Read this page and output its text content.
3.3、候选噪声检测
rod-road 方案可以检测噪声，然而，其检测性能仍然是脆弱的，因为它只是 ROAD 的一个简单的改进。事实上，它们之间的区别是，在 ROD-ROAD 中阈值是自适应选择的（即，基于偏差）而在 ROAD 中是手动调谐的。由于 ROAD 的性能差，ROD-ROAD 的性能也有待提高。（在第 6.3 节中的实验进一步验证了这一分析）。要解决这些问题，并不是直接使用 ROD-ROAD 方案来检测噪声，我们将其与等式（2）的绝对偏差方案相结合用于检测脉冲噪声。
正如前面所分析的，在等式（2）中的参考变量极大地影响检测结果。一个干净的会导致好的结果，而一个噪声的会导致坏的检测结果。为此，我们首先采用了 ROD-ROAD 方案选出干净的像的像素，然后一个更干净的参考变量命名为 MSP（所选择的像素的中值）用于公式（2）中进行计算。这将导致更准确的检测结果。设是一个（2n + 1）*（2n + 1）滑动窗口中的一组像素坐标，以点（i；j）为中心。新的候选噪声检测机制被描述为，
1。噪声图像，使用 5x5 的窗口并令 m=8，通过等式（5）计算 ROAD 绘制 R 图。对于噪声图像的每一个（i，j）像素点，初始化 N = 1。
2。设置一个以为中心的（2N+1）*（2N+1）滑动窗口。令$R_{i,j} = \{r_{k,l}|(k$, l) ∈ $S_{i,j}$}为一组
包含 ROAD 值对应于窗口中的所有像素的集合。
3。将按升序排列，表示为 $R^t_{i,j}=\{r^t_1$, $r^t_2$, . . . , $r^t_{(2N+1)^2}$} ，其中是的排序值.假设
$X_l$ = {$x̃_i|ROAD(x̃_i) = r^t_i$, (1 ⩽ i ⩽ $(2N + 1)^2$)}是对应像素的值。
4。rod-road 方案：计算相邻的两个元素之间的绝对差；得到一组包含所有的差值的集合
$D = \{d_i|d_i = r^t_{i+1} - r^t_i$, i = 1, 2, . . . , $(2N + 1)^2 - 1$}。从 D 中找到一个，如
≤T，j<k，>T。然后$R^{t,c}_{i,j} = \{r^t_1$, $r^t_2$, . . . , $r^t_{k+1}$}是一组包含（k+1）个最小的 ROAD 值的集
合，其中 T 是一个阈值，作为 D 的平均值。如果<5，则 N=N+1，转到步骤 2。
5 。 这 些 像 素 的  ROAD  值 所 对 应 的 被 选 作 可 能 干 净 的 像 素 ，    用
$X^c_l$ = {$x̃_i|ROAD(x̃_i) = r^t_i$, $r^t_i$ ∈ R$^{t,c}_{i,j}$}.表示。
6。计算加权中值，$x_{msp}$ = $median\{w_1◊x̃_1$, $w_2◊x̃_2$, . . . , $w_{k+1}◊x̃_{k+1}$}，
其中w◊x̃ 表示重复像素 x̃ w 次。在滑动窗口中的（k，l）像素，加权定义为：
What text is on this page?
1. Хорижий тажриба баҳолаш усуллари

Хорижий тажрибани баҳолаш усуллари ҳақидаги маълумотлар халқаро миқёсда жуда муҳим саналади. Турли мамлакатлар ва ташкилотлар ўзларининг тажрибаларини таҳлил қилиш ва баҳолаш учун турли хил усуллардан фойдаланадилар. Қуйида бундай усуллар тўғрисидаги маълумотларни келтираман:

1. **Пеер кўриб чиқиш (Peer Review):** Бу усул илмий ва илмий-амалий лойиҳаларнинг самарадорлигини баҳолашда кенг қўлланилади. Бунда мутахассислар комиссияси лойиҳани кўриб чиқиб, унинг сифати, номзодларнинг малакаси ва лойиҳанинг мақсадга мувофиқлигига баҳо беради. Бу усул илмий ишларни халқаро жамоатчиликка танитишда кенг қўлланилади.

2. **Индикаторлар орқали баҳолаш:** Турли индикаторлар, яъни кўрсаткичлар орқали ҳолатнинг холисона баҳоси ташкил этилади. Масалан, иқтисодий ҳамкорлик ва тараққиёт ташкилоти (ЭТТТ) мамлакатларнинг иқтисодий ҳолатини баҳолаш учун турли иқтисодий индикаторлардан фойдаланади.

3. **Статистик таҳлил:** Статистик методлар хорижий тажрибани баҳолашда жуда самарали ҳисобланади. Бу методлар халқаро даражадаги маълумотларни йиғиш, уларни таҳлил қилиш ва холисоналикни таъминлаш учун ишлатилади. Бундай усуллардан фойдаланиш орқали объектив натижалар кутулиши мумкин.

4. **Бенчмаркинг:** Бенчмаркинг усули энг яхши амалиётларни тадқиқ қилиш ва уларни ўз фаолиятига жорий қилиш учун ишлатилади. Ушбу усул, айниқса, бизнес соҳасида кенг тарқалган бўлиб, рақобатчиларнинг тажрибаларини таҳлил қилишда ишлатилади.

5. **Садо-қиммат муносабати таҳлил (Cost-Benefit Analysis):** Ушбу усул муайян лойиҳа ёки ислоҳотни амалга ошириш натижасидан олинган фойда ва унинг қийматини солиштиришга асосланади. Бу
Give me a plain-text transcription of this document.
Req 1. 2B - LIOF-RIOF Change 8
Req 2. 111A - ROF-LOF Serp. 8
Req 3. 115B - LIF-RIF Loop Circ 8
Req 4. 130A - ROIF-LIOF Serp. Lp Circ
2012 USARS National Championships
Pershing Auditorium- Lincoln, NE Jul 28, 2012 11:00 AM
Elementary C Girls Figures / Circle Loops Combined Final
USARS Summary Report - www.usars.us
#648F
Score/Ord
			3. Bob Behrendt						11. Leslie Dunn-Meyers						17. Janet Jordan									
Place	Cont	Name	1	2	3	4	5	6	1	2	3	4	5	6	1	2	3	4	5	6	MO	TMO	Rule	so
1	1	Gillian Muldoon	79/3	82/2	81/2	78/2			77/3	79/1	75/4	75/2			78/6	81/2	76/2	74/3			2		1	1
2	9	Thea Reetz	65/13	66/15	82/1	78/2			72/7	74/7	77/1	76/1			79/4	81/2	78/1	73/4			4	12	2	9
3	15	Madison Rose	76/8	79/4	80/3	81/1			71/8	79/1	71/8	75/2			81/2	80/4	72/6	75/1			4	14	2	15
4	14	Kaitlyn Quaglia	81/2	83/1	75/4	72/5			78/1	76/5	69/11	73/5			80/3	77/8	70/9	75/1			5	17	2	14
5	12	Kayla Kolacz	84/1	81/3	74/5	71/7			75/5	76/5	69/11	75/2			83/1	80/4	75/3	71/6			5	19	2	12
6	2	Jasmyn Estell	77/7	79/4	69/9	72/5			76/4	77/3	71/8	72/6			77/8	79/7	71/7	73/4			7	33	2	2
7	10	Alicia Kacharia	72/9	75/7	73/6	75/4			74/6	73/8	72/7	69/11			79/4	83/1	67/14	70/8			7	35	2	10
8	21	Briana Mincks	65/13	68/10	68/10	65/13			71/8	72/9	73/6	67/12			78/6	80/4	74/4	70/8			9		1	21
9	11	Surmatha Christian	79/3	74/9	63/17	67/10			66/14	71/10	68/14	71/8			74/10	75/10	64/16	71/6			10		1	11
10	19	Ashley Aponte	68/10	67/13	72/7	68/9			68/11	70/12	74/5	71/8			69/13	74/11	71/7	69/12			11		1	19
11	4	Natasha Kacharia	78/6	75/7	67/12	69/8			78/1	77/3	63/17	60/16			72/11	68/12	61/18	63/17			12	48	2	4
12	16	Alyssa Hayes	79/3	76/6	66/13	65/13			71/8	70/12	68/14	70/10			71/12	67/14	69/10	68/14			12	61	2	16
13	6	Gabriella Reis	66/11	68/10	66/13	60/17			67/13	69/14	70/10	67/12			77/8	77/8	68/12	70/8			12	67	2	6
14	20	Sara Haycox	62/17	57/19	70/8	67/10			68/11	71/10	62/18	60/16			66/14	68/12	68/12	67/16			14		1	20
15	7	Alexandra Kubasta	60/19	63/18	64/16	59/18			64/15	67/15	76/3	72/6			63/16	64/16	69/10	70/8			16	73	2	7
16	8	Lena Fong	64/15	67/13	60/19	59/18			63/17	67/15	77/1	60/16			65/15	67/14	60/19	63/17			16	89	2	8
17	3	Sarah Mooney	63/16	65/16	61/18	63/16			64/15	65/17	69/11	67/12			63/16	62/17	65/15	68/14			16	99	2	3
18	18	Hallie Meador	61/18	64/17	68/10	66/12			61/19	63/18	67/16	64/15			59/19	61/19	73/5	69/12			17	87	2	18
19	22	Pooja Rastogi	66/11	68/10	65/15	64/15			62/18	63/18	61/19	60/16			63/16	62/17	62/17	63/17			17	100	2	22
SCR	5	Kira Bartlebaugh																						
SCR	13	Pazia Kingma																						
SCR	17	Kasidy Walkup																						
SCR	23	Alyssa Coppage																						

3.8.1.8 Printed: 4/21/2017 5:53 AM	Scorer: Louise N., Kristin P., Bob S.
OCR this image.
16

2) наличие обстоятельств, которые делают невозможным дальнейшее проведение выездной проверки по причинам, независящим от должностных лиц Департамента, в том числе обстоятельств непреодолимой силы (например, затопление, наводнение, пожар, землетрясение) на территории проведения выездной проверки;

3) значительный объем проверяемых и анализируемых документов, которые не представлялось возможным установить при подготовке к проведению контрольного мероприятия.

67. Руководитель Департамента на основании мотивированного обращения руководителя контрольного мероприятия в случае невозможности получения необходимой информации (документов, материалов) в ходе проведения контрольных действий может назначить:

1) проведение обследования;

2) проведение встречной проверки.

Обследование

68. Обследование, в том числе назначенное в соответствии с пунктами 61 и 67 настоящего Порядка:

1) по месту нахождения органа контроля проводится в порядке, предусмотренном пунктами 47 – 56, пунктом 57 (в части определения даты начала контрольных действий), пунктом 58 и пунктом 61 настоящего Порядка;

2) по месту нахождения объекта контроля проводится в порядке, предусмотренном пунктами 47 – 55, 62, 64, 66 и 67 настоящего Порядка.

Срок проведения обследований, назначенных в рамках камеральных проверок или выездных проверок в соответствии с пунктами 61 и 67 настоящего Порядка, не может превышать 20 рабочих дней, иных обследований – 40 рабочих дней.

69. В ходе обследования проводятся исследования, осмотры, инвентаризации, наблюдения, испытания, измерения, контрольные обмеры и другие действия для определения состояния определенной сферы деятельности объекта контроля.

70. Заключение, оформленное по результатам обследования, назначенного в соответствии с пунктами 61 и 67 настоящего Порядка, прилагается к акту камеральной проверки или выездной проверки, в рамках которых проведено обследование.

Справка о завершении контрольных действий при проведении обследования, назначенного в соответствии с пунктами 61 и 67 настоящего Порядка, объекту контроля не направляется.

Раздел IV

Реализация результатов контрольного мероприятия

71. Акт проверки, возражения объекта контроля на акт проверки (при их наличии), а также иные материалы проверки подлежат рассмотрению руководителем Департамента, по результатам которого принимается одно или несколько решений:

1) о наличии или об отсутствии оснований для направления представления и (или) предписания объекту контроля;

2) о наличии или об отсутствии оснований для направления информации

- - - -

▶ [The task]:
Which lines hold the word "Serp"? Copy all of them.

▶ [Answer in full]:
Req 2. 111A - ROF-LOF Serp. 8
Req 4. 130A - ROIF-LIOF Serp. Lp Circ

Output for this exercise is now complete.